Problem:
Pick out all lines with the word "ตกรรม" from the records that follow.

====== Data to use

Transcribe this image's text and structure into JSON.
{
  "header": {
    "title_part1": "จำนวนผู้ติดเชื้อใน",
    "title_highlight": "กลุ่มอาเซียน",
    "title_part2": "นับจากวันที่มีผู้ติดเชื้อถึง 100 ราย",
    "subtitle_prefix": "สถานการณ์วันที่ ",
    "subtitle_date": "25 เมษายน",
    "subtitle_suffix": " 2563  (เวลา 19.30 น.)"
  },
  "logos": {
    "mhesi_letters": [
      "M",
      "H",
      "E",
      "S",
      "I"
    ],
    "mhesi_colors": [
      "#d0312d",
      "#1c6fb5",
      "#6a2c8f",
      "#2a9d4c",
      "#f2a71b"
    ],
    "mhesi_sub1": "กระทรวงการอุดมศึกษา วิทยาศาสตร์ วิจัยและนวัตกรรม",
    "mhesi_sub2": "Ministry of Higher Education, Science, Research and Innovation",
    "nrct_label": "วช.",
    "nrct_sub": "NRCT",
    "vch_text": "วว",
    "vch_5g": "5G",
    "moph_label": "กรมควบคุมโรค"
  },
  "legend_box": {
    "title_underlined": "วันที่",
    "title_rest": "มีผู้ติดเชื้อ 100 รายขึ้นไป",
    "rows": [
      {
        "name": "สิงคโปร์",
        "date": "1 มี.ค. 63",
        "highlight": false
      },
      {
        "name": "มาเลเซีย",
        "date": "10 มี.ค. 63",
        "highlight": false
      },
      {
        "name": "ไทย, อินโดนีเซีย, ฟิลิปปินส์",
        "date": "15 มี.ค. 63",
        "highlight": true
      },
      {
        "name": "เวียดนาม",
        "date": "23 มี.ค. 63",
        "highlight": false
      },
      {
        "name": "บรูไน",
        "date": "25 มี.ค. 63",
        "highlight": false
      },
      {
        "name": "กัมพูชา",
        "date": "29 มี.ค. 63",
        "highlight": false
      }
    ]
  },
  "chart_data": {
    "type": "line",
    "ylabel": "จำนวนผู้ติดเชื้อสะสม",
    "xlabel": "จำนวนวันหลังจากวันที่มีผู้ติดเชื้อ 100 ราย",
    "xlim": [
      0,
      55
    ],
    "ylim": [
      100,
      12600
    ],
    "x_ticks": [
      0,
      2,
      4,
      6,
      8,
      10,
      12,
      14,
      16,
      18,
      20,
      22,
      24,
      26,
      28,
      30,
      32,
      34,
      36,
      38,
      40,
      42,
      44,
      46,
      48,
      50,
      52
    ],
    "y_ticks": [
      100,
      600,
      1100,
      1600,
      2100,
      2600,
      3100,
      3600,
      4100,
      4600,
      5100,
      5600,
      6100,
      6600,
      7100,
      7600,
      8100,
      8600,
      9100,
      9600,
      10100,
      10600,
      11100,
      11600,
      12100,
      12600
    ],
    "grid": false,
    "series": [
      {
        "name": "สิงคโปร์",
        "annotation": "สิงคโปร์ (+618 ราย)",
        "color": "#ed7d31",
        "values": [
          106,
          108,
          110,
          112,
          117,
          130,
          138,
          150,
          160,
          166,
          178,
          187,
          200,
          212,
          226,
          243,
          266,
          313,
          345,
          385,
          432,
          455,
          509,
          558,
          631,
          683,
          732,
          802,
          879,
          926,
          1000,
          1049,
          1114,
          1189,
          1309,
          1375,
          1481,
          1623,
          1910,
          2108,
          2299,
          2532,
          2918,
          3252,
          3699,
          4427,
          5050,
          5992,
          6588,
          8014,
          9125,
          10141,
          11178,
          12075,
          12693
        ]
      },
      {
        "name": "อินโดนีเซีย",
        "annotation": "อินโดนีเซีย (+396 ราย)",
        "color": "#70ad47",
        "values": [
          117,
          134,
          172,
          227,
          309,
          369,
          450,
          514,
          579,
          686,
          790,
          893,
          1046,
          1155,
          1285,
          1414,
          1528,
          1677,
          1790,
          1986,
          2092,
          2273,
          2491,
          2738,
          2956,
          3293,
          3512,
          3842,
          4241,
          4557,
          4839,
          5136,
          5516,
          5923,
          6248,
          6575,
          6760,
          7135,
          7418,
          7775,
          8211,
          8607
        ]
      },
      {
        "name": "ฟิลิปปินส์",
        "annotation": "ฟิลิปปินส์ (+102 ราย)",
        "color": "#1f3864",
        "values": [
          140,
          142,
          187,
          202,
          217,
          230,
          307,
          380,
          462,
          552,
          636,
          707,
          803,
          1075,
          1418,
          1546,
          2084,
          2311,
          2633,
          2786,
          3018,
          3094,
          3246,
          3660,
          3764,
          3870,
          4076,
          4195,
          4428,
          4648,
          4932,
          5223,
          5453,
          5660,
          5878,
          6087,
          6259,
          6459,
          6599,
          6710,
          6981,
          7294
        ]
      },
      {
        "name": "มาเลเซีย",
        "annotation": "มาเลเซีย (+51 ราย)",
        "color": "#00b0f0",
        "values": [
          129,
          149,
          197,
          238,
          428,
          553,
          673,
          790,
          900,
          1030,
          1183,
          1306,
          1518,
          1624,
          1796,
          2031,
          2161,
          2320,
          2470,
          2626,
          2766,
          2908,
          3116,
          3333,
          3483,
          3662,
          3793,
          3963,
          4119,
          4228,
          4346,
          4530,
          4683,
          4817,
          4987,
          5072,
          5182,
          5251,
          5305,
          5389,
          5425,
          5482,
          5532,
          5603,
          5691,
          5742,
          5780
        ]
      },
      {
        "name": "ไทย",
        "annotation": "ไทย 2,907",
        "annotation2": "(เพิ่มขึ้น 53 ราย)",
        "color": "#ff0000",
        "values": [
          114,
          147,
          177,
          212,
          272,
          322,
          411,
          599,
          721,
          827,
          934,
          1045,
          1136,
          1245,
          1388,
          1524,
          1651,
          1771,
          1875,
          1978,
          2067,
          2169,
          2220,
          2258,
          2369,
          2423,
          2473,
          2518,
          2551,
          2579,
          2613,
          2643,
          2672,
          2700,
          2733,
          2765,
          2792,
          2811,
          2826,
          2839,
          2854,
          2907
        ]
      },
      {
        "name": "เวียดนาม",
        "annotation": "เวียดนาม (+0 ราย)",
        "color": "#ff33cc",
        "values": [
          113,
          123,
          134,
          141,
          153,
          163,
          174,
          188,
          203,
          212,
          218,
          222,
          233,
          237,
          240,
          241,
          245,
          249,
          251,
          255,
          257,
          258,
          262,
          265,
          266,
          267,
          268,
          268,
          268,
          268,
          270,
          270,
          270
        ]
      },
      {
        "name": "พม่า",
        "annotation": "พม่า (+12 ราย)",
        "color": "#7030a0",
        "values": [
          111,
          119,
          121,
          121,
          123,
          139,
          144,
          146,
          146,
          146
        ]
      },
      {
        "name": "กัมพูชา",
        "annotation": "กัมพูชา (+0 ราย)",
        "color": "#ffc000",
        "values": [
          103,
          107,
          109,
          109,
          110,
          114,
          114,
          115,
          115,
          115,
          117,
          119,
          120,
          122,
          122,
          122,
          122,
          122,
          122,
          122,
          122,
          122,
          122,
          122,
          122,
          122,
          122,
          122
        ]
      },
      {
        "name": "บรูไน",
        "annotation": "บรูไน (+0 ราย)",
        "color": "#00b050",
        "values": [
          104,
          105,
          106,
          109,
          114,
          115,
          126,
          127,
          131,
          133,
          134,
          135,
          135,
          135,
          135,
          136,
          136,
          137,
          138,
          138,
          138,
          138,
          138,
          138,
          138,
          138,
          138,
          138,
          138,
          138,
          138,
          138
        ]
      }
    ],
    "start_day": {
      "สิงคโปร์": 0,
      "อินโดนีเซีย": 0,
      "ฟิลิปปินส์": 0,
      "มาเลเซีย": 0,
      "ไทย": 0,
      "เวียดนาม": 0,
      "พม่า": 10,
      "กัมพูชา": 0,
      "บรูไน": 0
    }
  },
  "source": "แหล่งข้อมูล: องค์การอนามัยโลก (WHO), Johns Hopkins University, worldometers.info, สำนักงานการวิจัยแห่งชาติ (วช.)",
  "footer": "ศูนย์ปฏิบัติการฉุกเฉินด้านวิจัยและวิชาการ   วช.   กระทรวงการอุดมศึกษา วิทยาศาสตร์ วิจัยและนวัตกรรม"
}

============

Output for this exercise:
    "mhesi_sub1": "กระทรวงการอุดมศึกษา วิทยาศาสตร์ วิจัยและนวัตกรรม",
  "footer": "ศูนย์ปฏิบัติการฉุกเฉินด้านวิจัยและวิชาการ   วช.   กระทรวงการอุดมศึกษา วิทยาศาสตร์ วิจัยและนวัตกรรม"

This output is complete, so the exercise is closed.